Records to process
____________

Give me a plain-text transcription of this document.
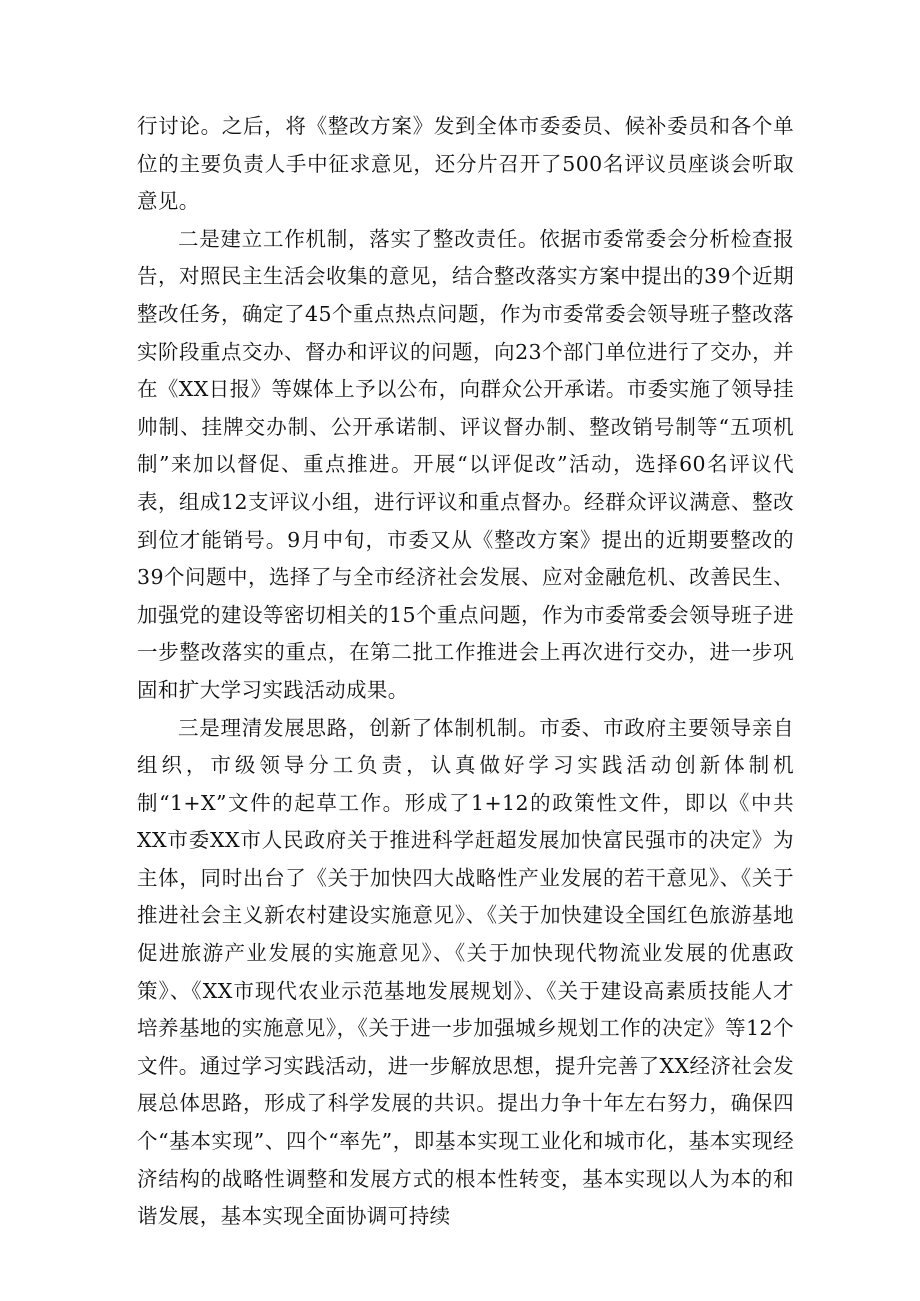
行讨论。之后，将《整改方案》发到全体市委委员、候补委员和各个单位的主要负责人手中征求意见，还分片召开了500名评议员座谈会听取意见。

二是建立工作机制，落实了整改责任。依据市委常委会分析检查报告，对照民主生活会收集的意见，结合整改落实方案中提出的39个近期整改任务，确定了45个重点热点问题，作为市委常委会领导班子整改落实阶段重点交办、督办和评议的问题，向23个部门单位进行了交办，并在《XX日报》等媒体上予以公布，向群众公开承诺。市委实施了领导挂帅制、挂牌交办制、公开承诺制、评议督办制、整改销号制等“五项机制”来加以督促、重点推进。开展“以评促改”活动，选择60名评议代表，组成12支评议小组，进行评议和重点督办。经群众评议满意、整改到位才能销号。9月中旬，市委又从《整改方案》提出的近期要整改的39个问题中，选择了与全市经济社会发展、应对金融危机、改善民生、加强党的建设等密切相关的15个重点问题，作为市委常委会领导班子进一步整改落实的重点，在第二批工作推进会上再次进行交办，进一步巩固和扩大学习实践活动成果。

三是理清发展思路，创新了体制机制。市委、市政府主要领导亲自组织，市级领导分工负责，认真做好学习实践活动创新体制机制“1+X”文件的起草工作。形成了1+12的政策性文件，即以《中共XX市委XX市人民政府关于推进科学赶超发展加快富民强市的决定》为主体，同时出台了《关于加快四大战略性产业发展的若干意见》、《关于推进社会主义新农村建设实施意见》、《关于加快建设全国红色旅游基地促进旅游产业发展的实施意见》、《关于加快现代物流业发展的优惠政策》、《XX市现代农业示范基地发展规划》、《关于建设高素质技能人才培养基地的实施意见》，《关于进一步加强城乡规划工作的决定》等12个文件。通过学习实践活动，进一步解放思想，提升完善了XX经济社会发展总体思路，形成了科学发展的共识。提出力争十年左右努力，确保四个“基本实现”、四个“率先”，即基本实现工业化和城市化，基本实现经济结构的战略性调整和发展方式的根本性转变，基本实现以人为本的和谐发展，基本实现全面协调可持续
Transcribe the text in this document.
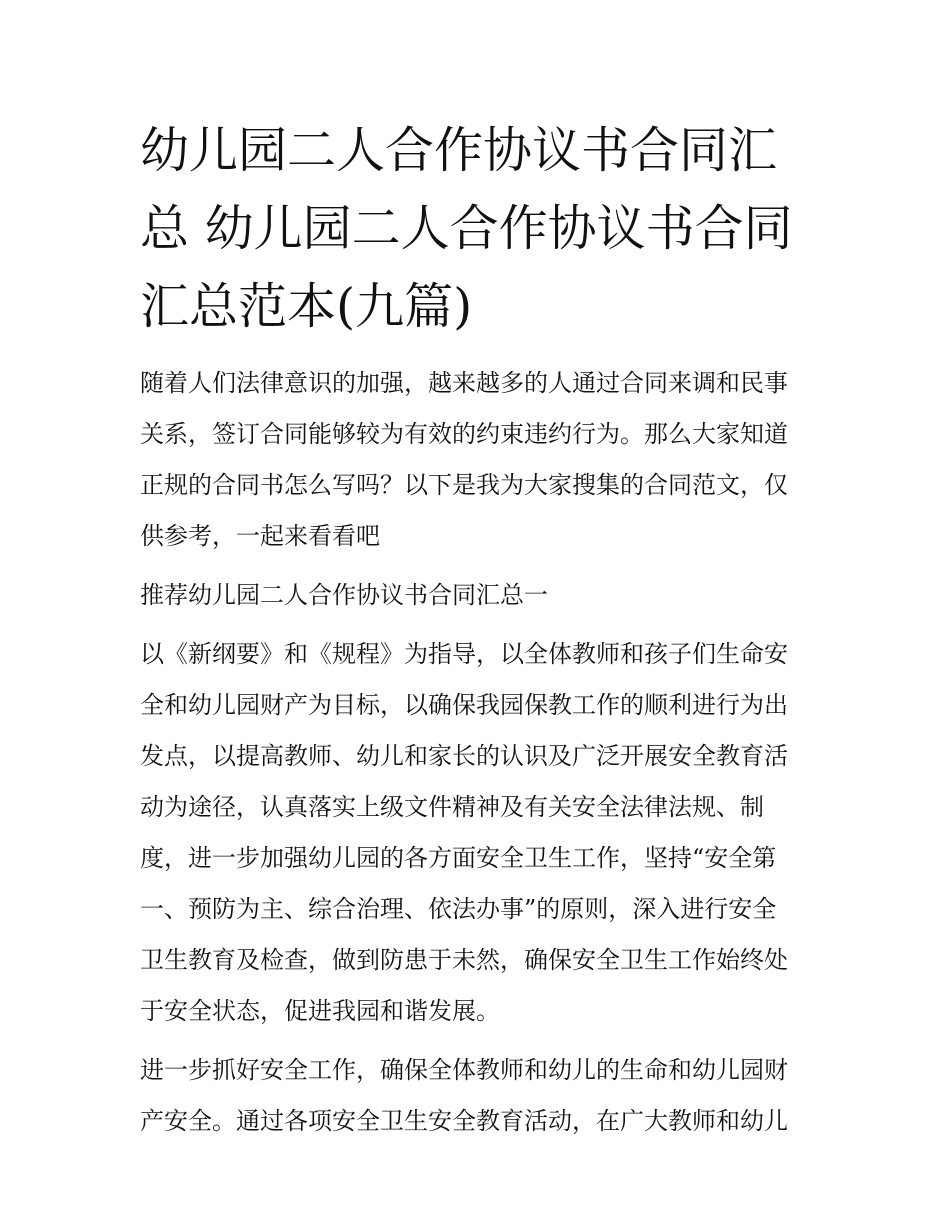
幼儿园二人合作协议书合同汇
总 幼儿园二人合作协议书合同
汇总范本(九篇)

随着人们法律意识的加强，越来越多的人通过合同来调和民事
关系，签订合同能够较为有效的约束违约行为。那么大家知道
正规的合同书怎么写吗？以下是我为大家搜集的合同范文，仅
供参考，一起来看看吧

推荐幼儿园二人合作协议书合同汇总一

以《新纲要》和《规程》为指导，以全体教师和孩子们生命安
全和幼儿园财产为目标，以确保我园保教工作的顺利进行为出
发点，以提高教师、幼儿和家长的认识及广泛开展安全教育活
动为途径，认真落实上级文件精神及有关安全法律法规、制
度，进一步加强幼儿园的各方面安全卫生工作，坚持“安全第
一、预防为主、综合治理、依法办事”的原则，深入进行安全
卫生教育及检查，做到防患于未然，确保安全卫生工作始终处
于安全状态，促进我园和谐发展。

进一步抓好安全工作，确保全体教师和幼儿的生命和幼儿园财
产安全。通过各项安全卫生安全教育活动，在广大教师和幼儿
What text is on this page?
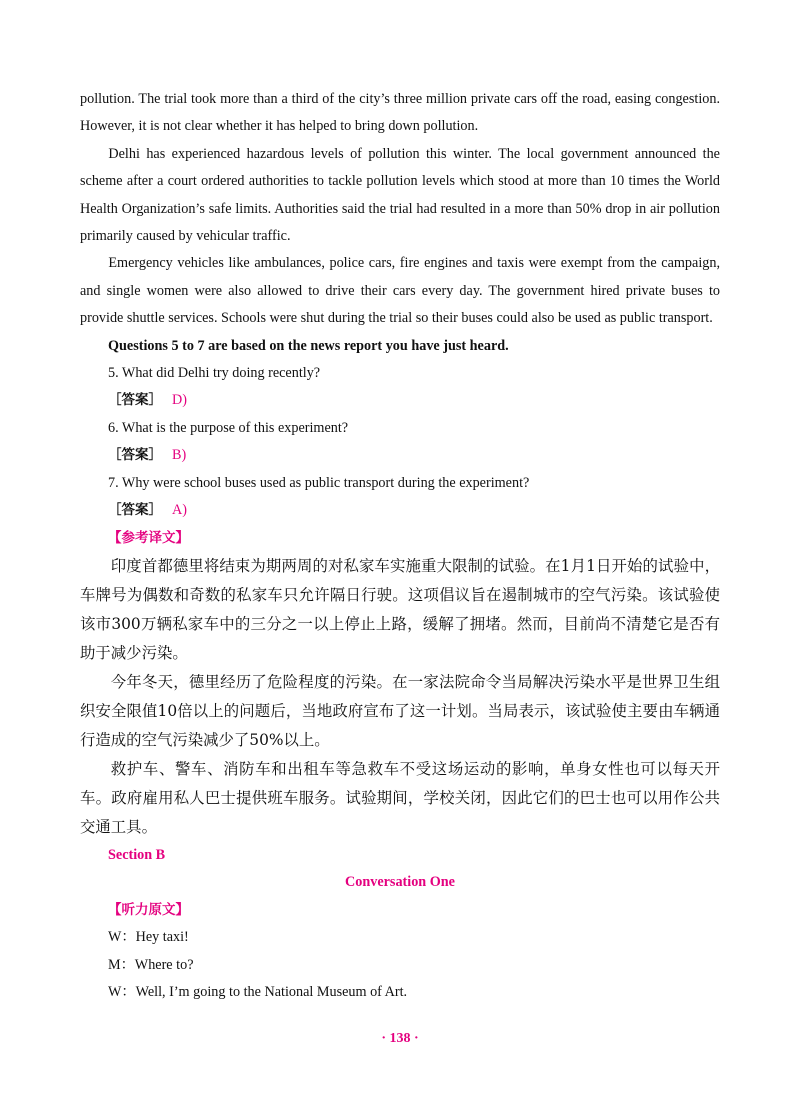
pollution. The trial took more than a third of the city’s three million private cars off the road, easing congestion. However, it is not clear whether it has helped to bring down pollution.

Delhi has experienced hazardous levels of pollution this winter. The local government announced the scheme after a court ordered authorities to tackle pollution levels which stood at more than 10 times the World Health Organization’s safe limits. Authorities said the trial had resulted in a more than 50% drop in air pollution primarily caused by vehicular traffic.

Emergency vehicles like ambulances, police cars, fire engines and taxis were exempt from the campaign, and single women were also allowed to drive their cars every day. The government hired private buses to provide shuttle services. Schools were shut during the trial so their buses could also be used as public transport.

Questions 5 to 7 are based on the news report you have just heard.

5. What did Delhi try doing recently?

［答案］ D)

6. What is the purpose of this experiment?

［答案］ B)

7. Why were school buses used as public transport during the experiment?

［答案］ A)

【参考译文】

印度首都德里将结束为期两周的对私家车实施重大限制的试验。在1月1日开始的试验中，车牌号为偶数和奇数的私家车只允许隔日行驶。这项倡议旨在遏制城市的空气污染。该试验使该市300万辆私家车中的三分之一以上停止上路，缓解了拥堵。然而，目前尚不清楚它是否有助于减少污染。

今年冬天，德里经历了危险程度的污染。在一家法院命令当局解决污染水平是世界卫生组织安全限值10倍以上的问题后，当地政府宣布了这一计划。当局表示，该试验使主要由车辆通行造成的空气污染减少了50%以上。

救护车、警车、消防车和出租车等急救车不受这场运动的影响，单身女性也可以每天开车。政府雇用私人巴士提供班车服务。试验期间，学校关闭，因此它们的巴士也可以用作公共交通工具。

Section B

Conversation One

【听力原文】

W：Hey taxi!

M：Where to?

W：Well, I’m going to the National Museum of Art.

· 138 ·
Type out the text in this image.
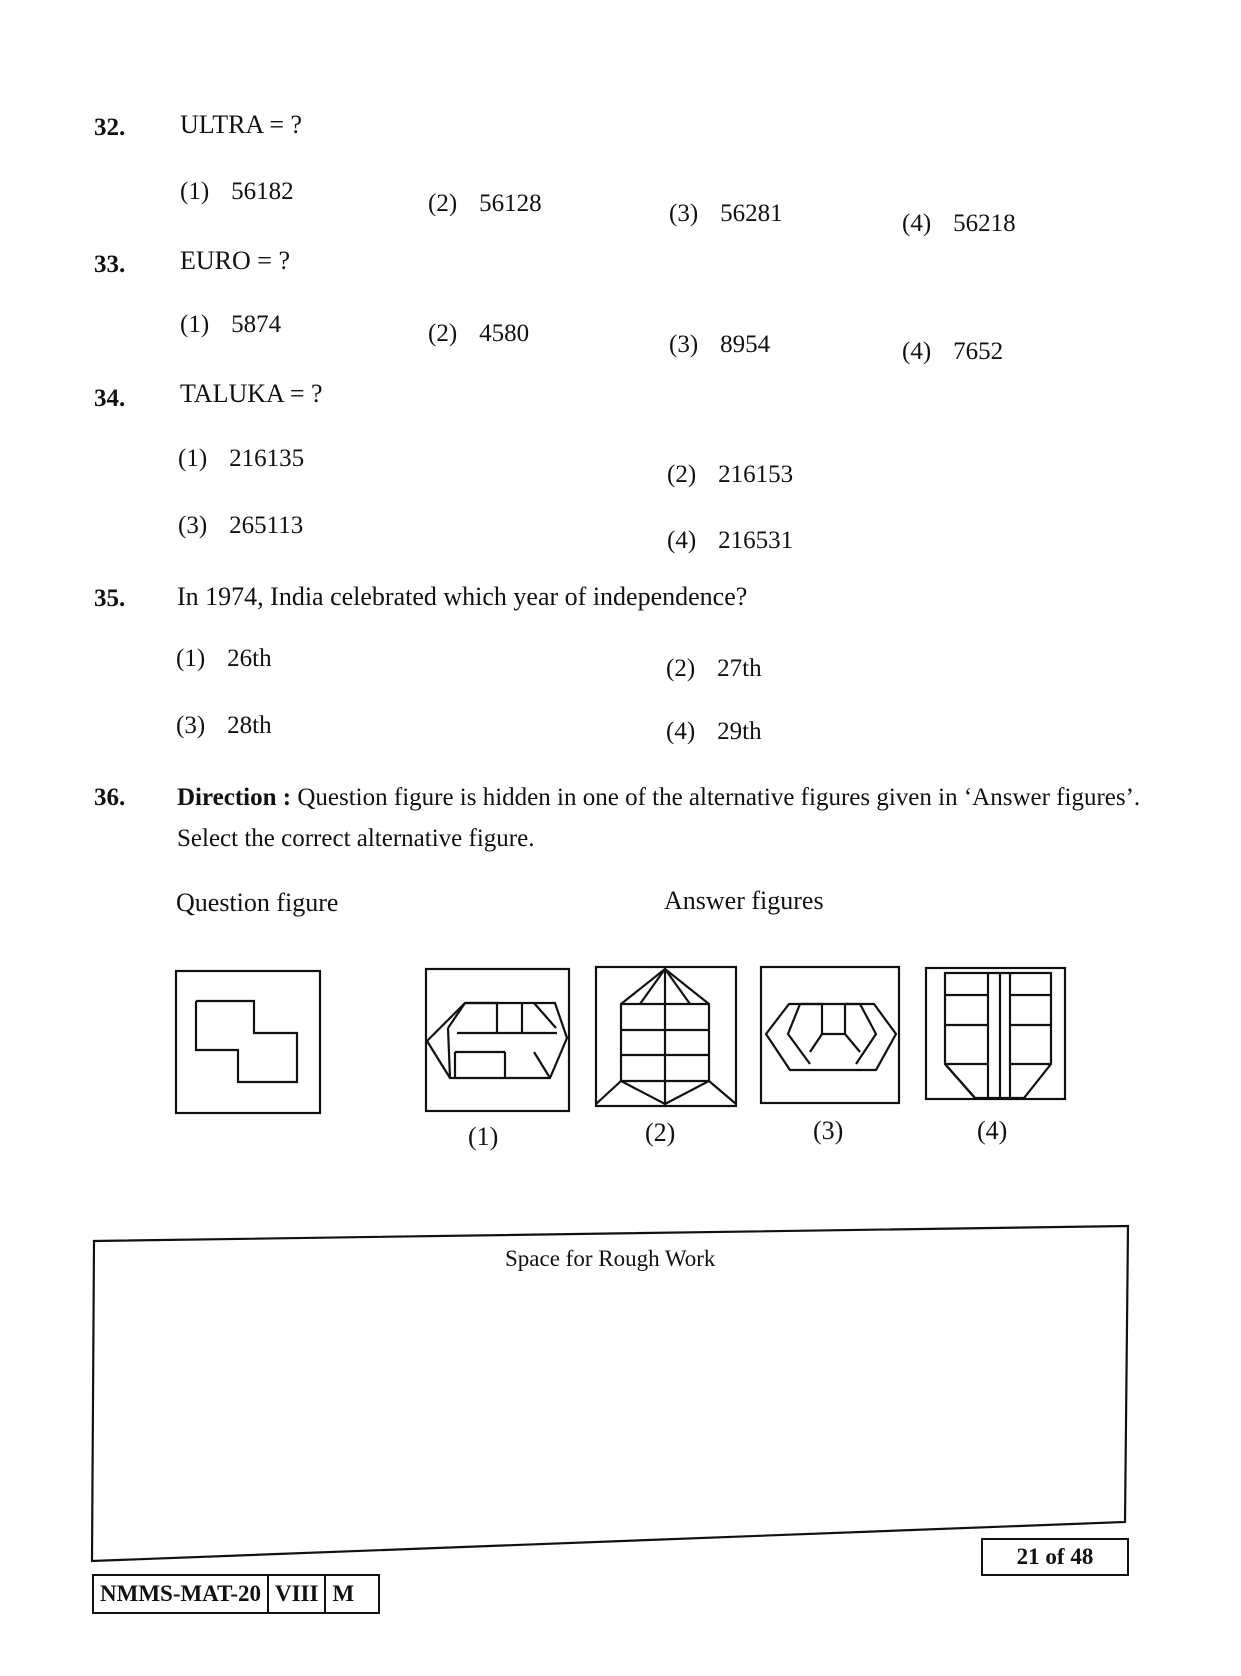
32. ULTRA = ?
(1) 56182	(2) 56128	(3) 56281	(4) 56218
33. EURO = ?
(1) 5874	(2) 4580	(3) 8954	(4) 7652
34. TALUKA = ?
(1) 216135
(2) 216153
(3) 265113
(4) 216531
35. In 1974, India celebrated which year of independence?
(1) 26th	(2) 27th
(3) 28th	(4) 29th
36. Direction : Question figure is hidden in one of the alternative figures given in ‘Answer figures’. Select the correct alternative figure.
Question figure	Answer figures
(1)	(2)	(3)	(4)
Space for Rough Work
21 of 48
NMMS-MAT-20 VIII M
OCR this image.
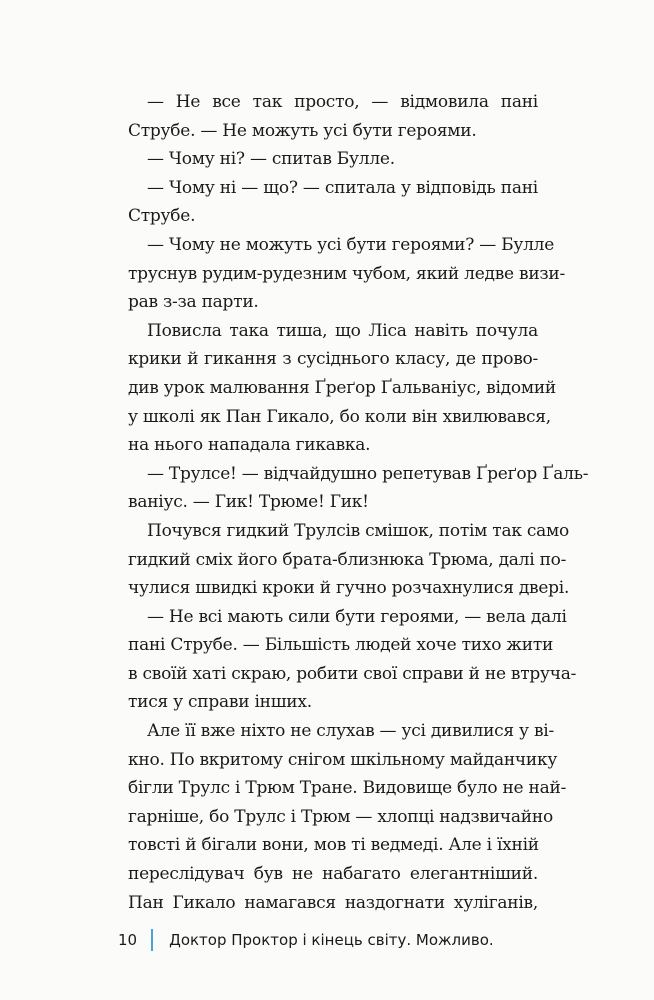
— Не все так просто, — відмовила пані
Струбе. — Не можуть усі бути героями.
— Чому ні? — спитав Булле.
— Чому ні — що? — спитала у відповідь пані
Струбе.
— Чому не можуть усі бути героями? — Булле
труснув рудим-рудезним чубом, який ледве визи-
рав з-за парти.
Повисла така тиша, що Ліса навіть почула
крики й гикання з сусіднього класу, де прово-
див урок малювання Ґреґор Ґальваніус, відомий
у школі як Пан Гикало, бо коли він хвилювався,
на нього нападала гикавка.
— Трулсе! — відчайдушно репетував Ґреґор Ґаль-
ваніус. — Гик! Трюме! Гик!
Почувся гидкий Трулсів смішок, потім так само
гидкий сміх його брата-близнюка Трюма, далі по-
чулися швидкі кроки й гучно розчахнулися двері.
— Не всі мають сили бути героями, — вела далі
пані Струбе. — Більшість людей хоче тихо жити
в своїй хаті скраю, робити свої справи й не втруча-
тися у справи інших.
Але її вже ніхто не слухав — усі дивилися у ві-
кно. По вкритому снігом шкільному майданчику
бігли Трулс і Трюм Тране. Видовище було не най-
гарніше, бо Трулс і Трюм — хлопці надзвичайно
товсті й бігали вони, мов ті ведмеді. Але і їхній
переслідувач був не набагато елегантніший.
Пан Гикало намагався наздогнати хуліганів,
10 Доктор Проктор і кінець світу. Можливо.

____________

Your objective
Without the pictures, retype exactly the lines from the one that holds "OCR this image." to the last line of the data above, both of them included.

Answer for the task
OCR this image.
— Не все так просто, — відмовила пані
Струбе. — Не можуть усі бути героями.
— Чому ні? — спитав Булле.
— Чому ні — що? — спитала у відповідь пані
Струбе.
— Чому не можуть усі бути героями? — Булле
труснув рудим-рудезним чубом, який ледве визи-
рав з-за парти.
Повисла така тиша, що Ліса навіть почула
крики й гикання з сусіднього класу, де прово-
див урок малювання Ґреґор Ґальваніус, відомий
у школі як Пан Гикало, бо коли він хвилювався,
на нього нападала гикавка.
— Трулсе! — відчайдушно репетував Ґреґор Ґаль-
ваніус. — Гик! Трюме! Гик!
Почувся гидкий Трулсів смішок, потім так само
гидкий сміх його брата-близнюка Трюма, далі по-
чулися швидкі кроки й гучно розчахнулися двері.
— Не всі мають сили бути героями, — вела далі
пані Струбе. — Більшість людей хоче тихо жити
в своїй хаті скраю, робити свої справи й не втруча-
тися у справи інших.
Але її вже ніхто не слухав — усі дивилися у ві-
кно. По вкритому снігом шкільному майданчику
бігли Трулс і Трюм Тране. Видовище було не най-
гарніше, бо Трулс і Трюм — хлопці надзвичайно
товсті й бігали вони, мов ті ведмеді. Але і їхній
переслідувач був не набагато елегантніший.
Пан Гикало намагався наздогнати хуліганів,
10 Доктор Проктор і кінець світу. Можливо.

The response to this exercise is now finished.